[start]
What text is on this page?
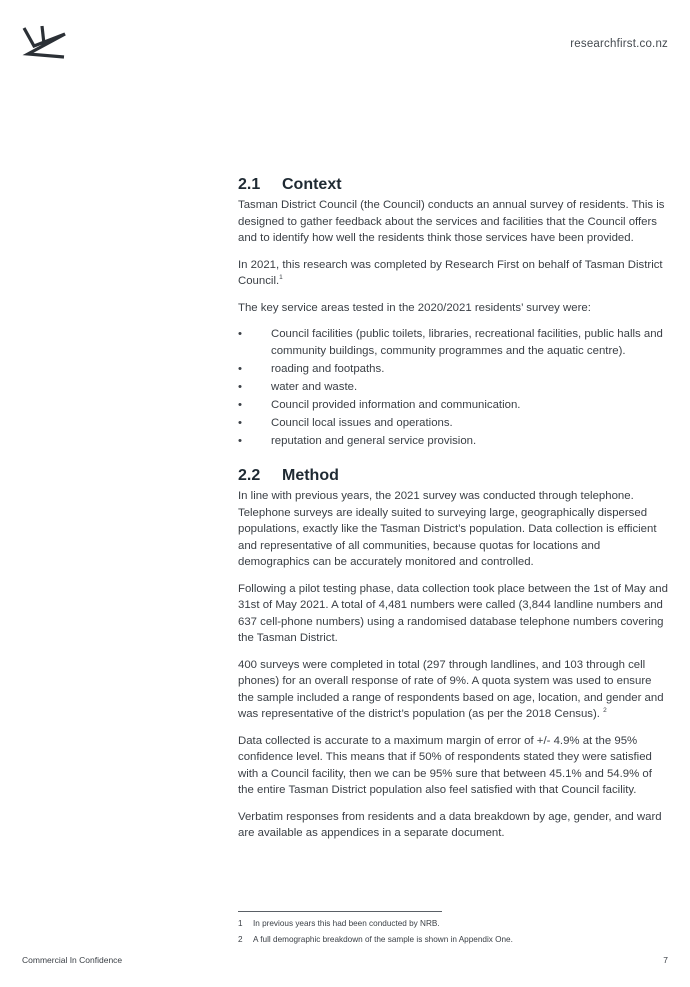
researchfirst.co.nz
2.1 Context

Tasman District Council (the Council) conducts an annual survey of residents. This is designed to gather feedback about the services and facilities that the Council offers and to identify how well the residents think those services have been provided.

In 2021, this research was completed by Research First on behalf of Tasman District Council.$^1$

The key service areas tested in the 2020/2021 residents’ survey were:

•	Council facilities (public toilets, libraries, recreational facilities, public halls and community buildings, community programmes and the aquatic centre).
•	roading and footpaths.
•	water and waste.
•	Council provided information and communication.
•	Council local issues and operations.
•	reputation and general service provision.
2.2 Method

In line with previous years, the 2021 survey was conducted through telephone. Telephone surveys are ideally suited to surveying large, geographically dispersed populations, exactly like the Tasman District’s population. Data collection is efficient and representative of all communities, because quotas for locations and demographics can be accurately monitored and controlled.

Following a pilot testing phase, data collection took place between the 1st of May and 31st of May 2021. A total of 4,481 numbers were called (3,844 landline numbers and 637 cell-phone numbers) using a randomised database telephone numbers covering the Tasman District.

400 surveys were completed in total (297 through landlines, and 103 through cell phones) for an overall response of rate of 9%. A quota system was used to ensure the sample included a range of respondents based on age, location, and gender and was representative of the district’s population (as per the 2018 Census). $^2$

Data collected is accurate to a maximum margin of error of +/- 4.9% at the 95% confidence level. This means that if 50% of respondents stated they were satisfied with a Council facility, then we can be 95% sure that between 45.1% and 54.9% of the entire Tasman District population also feel satisfied with that Council facility.

Verbatim responses from residents and a data breakdown by age, gender, and ward are available as appendices in a separate document.

1 In previous years this had been conducted by NRB.
2 A full demographic breakdown of the sample is shown in Appendix One.
Commercial In Confidence	7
[end]
Aim:
Leave out the pictures, and give all the records again exactly.

Answer below:
What text is on this page?
researchfirst.co.nz
2.1 Context

Tasman District Council (the Council) conducts an annual survey of residents. This is designed to gather feedback about the services and facilities that the Council offers and to identify how well the residents think those services have been provided.

In 2021, this research was completed by Research First on behalf of Tasman District Council.$^1$

The key service areas tested in the 2020/2021 residents’ survey were:

•	Council facilities (public toilets, libraries, recreational facilities, public halls and community buildings, community programmes and the aquatic centre).
•	roading and footpaths.
•	water and waste.
•	Council provided information and communication.
•	Council local issues and operations.
•	reputation and general service provision.
2.2 Method

In line with previous years, the 2021 survey was conducted through telephone. Telephone surveys are ideally suited to surveying large, geographically dispersed populations, exactly like the Tasman District’s population. Data collection is efficient and representative of all communities, because quotas for locations and demographics can be accurately monitored and controlled.

Following a pilot testing phase, data collection took place between the 1st of May and 31st of May 2021. A total of 4,481 numbers were called (3,844 landline numbers and 637 cell-phone numbers) using a randomised database telephone numbers covering the Tasman District.

400 surveys were completed in total (297 through landlines, and 103 through cell phones) for an overall response of rate of 9%. A quota system was used to ensure the sample included a range of respondents based on age, location, and gender and was representative of the district’s population (as per the 2018 Census). $^2$

Data collected is accurate to a maximum margin of error of +/- 4.9% at the 95% confidence level. This means that if 50% of respondents stated they were satisfied with a Council facility, then we can be 95% sure that between 45.1% and 54.9% of the entire Tasman District population also feel satisfied with that Council facility.

Verbatim responses from residents and a data breakdown by age, gender, and ward are available as appendices in a separate document.

1 In previous years this had been conducted by NRB.
2 A full demographic breakdown of the sample is shown in Appendix One.
Commercial In Confidence	7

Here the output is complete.